Supplied passage:
- - - - -
- The $1.4 billion of bonds, to repay temporary borrowing for the buyout of Unilever PLC’s margarine business, mark a new low in the quality of covenants protecting lenders and are yet another sign of the wall of money chasing the higher yield on offer from junk bonds.
- Several recent bonds have allowed what are known as restricted payments even when a company is in technical default — so that, for example, a planned takeover or joint venture wouldn’t be derailed.
- Flora Food Group, Unilever’s business, appears to be the first explicitly to allow them after a formal “event of default,” which should put creditors at the front of the line.
- This matters when it comes to assessing the risk of the market as a whole. Junk-bond enthusiasts tend to highlight the yield spread over Treasurys, which in the U.S. is much higher now than it was at the end of the last bull market in 2007 and about where it stood in 2014.
- But the weakening of covenants means that losses are likely to be bigger if there is another wave of defaults, which ought to justify lower prices, and so higher spreads over Treasurys.
(New York Times) Sprint and T-Mobile C.E.O.s Are in Washington to Sell Their Merger
- From the moment T-Mobile and Sprint announced their $26.5 billion merger on Sunday, the wireless carriers have positioned their proposed deal with an eye toward Washington. After all, regulators in the Obama administration blocked one of their previous efforts to combine.
- This time around, the chief executives of the companies emphasized that merging would help them to:
- Build a next-generation wireless network, one robust enough to keep up with China in a growing technological arms race; Create thousands of jobs, especially in rural areas; Keep prices low for consumers, especially as cable companies like Comcast try to enter the market.
- The heads of both companies began a charm offensive in Washington on Tuesday
(Knowledge@Wharton) T-Mobile and Sprint: Will the Deal Go Through?
- T-Mobile and Sprint, the nation’s third and fourth largest wireless telecom companies, have been trying to tie the knot for years. But concerns that regulators won’t approve a merger because it would reduce competition have kept them apart. Their antitrust concerns are not unfounded: In 2011, the U.S. Justice Department torpedoed AT&T’s planned $39 billion acquisition of T-Mobile. Three years later, Obama’s FCC chairman, Tom Wheeler, bluntly told Sprint he was skeptical such a deal would be approved.
- - - - -
Data listing:

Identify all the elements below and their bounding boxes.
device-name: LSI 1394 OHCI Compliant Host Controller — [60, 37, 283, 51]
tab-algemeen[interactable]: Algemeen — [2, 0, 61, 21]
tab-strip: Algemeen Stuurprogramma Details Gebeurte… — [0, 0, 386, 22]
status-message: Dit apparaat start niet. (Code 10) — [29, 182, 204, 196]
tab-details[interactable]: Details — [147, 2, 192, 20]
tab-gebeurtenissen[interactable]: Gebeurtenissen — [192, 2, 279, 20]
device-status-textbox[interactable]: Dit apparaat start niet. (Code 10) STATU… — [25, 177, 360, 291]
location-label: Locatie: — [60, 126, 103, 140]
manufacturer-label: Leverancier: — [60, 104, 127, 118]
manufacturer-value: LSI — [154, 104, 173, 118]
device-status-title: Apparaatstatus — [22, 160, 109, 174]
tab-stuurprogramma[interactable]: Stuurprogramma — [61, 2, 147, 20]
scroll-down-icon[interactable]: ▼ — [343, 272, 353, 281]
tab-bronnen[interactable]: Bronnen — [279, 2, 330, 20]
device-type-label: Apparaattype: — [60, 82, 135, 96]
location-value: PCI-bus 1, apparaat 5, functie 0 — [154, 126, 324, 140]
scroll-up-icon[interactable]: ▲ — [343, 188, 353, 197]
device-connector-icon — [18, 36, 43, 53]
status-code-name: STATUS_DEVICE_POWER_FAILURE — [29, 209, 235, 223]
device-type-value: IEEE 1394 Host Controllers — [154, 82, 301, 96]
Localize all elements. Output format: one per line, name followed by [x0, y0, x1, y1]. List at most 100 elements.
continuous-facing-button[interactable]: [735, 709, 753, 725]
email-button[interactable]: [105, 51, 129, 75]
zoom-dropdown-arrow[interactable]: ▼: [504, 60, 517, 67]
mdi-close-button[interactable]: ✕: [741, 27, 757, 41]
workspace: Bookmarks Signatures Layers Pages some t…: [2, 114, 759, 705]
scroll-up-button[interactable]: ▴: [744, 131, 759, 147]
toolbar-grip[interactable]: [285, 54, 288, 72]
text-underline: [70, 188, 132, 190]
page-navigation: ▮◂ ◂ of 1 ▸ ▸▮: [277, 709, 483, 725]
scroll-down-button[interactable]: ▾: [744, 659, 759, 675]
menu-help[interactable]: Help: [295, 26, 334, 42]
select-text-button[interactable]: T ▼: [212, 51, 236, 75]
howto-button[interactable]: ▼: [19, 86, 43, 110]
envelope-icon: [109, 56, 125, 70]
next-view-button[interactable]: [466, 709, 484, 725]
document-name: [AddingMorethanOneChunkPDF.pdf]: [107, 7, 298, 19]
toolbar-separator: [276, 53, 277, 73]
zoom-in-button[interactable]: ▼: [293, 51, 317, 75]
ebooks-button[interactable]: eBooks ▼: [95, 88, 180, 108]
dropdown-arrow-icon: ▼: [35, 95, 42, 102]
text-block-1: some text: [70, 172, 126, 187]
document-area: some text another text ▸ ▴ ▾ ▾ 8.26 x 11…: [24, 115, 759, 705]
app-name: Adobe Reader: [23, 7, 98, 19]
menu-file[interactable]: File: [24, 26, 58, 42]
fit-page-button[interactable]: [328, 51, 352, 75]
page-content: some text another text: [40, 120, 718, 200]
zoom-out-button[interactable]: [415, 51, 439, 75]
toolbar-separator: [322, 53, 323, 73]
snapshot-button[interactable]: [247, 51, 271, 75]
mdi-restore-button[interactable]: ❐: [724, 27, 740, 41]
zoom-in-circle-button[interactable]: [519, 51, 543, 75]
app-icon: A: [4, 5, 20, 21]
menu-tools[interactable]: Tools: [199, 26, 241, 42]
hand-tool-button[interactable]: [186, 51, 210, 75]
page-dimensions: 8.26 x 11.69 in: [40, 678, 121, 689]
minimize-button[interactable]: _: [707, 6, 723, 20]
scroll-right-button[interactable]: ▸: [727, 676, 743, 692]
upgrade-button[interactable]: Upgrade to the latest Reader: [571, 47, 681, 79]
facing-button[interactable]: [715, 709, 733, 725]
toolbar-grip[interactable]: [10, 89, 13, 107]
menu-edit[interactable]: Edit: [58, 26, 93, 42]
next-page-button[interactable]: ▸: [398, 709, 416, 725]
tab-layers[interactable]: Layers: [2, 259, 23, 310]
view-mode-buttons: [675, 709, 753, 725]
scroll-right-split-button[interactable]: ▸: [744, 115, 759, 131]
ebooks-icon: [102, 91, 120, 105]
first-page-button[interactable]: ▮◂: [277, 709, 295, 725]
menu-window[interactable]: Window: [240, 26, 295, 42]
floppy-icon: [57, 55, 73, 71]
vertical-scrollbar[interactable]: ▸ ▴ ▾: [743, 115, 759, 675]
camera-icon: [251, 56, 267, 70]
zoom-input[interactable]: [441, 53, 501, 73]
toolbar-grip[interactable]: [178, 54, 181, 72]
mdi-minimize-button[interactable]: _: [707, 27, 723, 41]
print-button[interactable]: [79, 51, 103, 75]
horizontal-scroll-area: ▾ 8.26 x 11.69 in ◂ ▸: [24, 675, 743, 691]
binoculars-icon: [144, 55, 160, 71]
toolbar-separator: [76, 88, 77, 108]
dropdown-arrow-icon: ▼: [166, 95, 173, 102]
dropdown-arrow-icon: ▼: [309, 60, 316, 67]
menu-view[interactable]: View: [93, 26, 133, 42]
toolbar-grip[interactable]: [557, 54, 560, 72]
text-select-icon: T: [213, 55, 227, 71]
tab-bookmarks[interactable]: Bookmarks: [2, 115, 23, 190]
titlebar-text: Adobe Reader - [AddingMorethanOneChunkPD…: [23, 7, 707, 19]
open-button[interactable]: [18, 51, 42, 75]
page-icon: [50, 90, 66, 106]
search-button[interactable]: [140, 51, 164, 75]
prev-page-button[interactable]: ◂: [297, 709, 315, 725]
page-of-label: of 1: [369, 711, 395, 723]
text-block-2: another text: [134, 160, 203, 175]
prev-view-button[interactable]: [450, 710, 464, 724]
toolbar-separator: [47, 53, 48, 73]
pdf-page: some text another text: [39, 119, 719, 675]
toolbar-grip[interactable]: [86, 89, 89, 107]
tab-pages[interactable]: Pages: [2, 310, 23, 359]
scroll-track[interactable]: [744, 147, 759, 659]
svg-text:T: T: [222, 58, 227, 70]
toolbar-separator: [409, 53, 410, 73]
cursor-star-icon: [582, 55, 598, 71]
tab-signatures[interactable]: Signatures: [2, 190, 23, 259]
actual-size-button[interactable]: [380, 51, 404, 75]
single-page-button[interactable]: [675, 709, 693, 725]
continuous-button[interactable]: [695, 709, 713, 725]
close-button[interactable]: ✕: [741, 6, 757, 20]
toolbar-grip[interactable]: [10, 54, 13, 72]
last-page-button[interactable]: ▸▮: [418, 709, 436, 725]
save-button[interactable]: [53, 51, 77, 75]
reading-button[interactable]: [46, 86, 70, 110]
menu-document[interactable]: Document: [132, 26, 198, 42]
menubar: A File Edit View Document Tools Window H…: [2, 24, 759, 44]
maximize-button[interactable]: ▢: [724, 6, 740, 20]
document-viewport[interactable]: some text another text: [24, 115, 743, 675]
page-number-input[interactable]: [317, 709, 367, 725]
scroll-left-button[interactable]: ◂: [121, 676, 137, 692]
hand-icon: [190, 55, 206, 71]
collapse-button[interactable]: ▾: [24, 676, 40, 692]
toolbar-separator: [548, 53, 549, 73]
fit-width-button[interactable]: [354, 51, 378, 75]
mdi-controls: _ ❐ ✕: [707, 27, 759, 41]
- - - - -
Task directions:
According to the news digest, what was the value of the T-Mobile and Sprint merger announced on Sunday? The material has no connection to the news digest.

Exercise result:
$26.5 billion.